_Exercise passage_.

___

Thu, 21 Jul 2005

City company to launch CNG-powered busway in December

Damar Harsanto, The Jakarta Post, Jakarta

The city administration said on Wednesday that the second and third busway corridors would start operating in December, despite delays in their construction due to financial problems.

"We are sticking to the original plan of launching the corridors in December," Jakarta City Secretary Ritola Tasmaya told reporters at City Hall.

Fears have been increasing that the two corridors -- Pulogadung-Harmoni and Harmoni-Kalideres -- would not be completed on time due to delays in the disbursement of funding from the city administration.

Ritola said that 71 buses, powered by compressed natural gas (CNG), would initially serve the two routes starting in December.

The city administration would build natural gas pipelines to keep the buses fueled in cooperation with state CNG supplier Perusahaan Gas Negara (PGN).

___

_Data extracts_.
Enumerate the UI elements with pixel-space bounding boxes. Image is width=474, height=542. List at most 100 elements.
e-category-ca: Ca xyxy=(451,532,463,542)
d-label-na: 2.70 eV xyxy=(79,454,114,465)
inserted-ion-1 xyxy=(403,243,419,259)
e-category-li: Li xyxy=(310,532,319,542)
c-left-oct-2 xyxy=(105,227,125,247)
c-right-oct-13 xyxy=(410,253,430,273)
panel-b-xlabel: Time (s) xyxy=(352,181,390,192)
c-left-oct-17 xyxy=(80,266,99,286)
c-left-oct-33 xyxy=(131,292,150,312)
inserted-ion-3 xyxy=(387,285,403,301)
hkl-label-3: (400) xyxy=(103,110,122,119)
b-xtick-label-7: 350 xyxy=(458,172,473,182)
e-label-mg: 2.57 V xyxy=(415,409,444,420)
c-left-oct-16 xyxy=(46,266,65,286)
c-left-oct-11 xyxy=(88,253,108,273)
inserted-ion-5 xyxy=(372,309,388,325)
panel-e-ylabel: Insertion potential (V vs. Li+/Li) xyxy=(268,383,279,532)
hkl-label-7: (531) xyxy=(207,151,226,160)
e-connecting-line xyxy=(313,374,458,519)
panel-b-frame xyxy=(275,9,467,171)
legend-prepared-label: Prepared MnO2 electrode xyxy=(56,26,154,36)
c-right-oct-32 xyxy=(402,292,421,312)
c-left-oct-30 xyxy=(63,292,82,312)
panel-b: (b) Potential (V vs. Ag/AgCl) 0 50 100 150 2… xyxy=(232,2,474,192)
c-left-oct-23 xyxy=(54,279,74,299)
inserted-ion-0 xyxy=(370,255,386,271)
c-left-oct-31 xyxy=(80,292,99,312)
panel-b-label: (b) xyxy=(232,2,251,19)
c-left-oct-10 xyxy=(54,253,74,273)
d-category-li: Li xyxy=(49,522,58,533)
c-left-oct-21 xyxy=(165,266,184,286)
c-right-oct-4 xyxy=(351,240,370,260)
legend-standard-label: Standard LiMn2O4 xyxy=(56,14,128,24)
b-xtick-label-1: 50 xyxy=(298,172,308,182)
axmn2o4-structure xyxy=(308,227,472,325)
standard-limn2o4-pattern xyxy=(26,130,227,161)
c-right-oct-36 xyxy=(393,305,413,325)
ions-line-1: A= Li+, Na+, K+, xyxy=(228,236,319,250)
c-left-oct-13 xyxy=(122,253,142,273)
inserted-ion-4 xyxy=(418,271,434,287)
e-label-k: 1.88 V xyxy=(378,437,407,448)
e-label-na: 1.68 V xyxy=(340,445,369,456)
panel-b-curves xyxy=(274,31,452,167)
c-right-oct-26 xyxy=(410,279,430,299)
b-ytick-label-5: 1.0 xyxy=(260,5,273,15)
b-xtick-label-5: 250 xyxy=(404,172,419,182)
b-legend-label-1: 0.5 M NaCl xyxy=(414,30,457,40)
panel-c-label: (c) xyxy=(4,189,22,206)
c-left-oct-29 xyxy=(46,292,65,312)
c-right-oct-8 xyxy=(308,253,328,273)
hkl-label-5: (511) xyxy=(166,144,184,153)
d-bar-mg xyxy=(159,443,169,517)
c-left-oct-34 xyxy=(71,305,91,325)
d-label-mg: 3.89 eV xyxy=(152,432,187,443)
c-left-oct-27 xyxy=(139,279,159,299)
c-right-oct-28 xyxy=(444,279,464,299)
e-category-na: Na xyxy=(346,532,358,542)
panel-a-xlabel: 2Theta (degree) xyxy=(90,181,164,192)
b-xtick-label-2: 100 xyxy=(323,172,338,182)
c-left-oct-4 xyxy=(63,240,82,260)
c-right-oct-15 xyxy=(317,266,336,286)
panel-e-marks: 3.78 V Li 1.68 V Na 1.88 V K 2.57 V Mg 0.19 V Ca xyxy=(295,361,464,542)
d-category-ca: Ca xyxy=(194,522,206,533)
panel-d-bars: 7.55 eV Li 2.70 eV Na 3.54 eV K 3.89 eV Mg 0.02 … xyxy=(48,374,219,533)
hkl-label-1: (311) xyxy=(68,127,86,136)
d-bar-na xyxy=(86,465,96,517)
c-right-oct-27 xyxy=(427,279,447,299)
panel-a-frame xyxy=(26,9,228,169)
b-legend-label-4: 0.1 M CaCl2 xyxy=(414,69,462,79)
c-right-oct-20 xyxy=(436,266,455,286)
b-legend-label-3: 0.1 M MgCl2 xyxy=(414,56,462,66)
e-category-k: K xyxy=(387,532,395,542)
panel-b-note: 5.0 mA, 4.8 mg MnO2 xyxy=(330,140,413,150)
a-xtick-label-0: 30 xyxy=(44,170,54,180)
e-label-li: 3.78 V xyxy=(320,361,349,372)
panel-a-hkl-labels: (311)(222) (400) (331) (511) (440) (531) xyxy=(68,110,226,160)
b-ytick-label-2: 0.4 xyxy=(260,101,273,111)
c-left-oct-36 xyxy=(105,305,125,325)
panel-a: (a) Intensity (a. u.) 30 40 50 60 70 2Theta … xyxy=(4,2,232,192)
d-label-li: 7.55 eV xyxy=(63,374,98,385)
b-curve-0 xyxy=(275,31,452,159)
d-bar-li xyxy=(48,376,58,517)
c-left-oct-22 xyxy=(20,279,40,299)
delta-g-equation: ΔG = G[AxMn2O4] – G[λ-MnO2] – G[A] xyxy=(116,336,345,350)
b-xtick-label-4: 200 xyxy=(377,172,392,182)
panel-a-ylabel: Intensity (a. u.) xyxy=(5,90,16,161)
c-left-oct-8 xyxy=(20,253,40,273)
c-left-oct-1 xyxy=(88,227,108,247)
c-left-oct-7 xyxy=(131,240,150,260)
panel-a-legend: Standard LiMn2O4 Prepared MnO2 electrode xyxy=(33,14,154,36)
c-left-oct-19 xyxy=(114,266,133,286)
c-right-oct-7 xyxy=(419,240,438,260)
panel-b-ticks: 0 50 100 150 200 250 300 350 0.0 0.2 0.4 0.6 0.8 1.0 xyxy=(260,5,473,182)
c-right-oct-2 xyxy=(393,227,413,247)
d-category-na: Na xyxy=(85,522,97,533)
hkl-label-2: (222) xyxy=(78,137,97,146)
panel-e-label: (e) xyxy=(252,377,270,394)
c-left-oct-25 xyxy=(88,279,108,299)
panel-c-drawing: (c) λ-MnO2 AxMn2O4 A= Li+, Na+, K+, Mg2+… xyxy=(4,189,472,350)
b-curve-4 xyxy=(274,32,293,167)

___

_Tasks for this exercise_.
1 > In the Jakarta busway article, how many CNG-powered buses would initially serve the two new routes?
2 > Reproduce the Jakarta busway article word for word, everything from "Damar Harsanto, The" down to "to financial problems.".
3 > Write the next part of the Jakarta busway article, continuing after its last sentence.

_Answers for this exercise_.
1 > 71 buses.

2 >
Damar Harsanto, The Jakarta Post, Jakarta

The city administration said on Wednesday that the second and third busway corridors would start operating in December, despite delays in their construction due to financial problems.

3 >
Two CNG stations would be built along the two busway routes -- one at Rawabuaya in West Jakarta and another on Jl. Perintis Kemerdekaan, East Jakarta.

"We are now asking for help from the Agency for the Assessment and Application of Technology (BPPT) to appoint one of four private sector firms to operate the CNG system," said Hari Sandjono, the assistant to the city secretary for development affairs, without naming the firms.

Hari said the BPPT would make the final decision on the appointment of the CNG operator in mid-August.

Meanwhile, PT Trans Batavia, the consortium that will operate the new busways, confirmed that the buses on the new routes would use CNG and said that 71 buses with CNG engines had been ordered from South Korean busmaker Daewoo.

"The buses will arrive next month," said I Gusti Ngurah Oka, an advisor to the board of directors of Mayasari Bakti, which controls 50 percent of the shares in the consortium.

Aside from Mayasari Bakti, the consortium consists of three other bus companies -- Steady Safe with 23 percent of the shares, state bus company PPD with 22 percent and PT Metromini with 5 percent.

Unlike the buses plying the city's first busway corridor from Blok M in South Jakarta to Kota in West Jakarta, which have manual transmissions, the new buses will have automatic transmissions so that the drivers will find them more comfortable and easy to drive, Oka said.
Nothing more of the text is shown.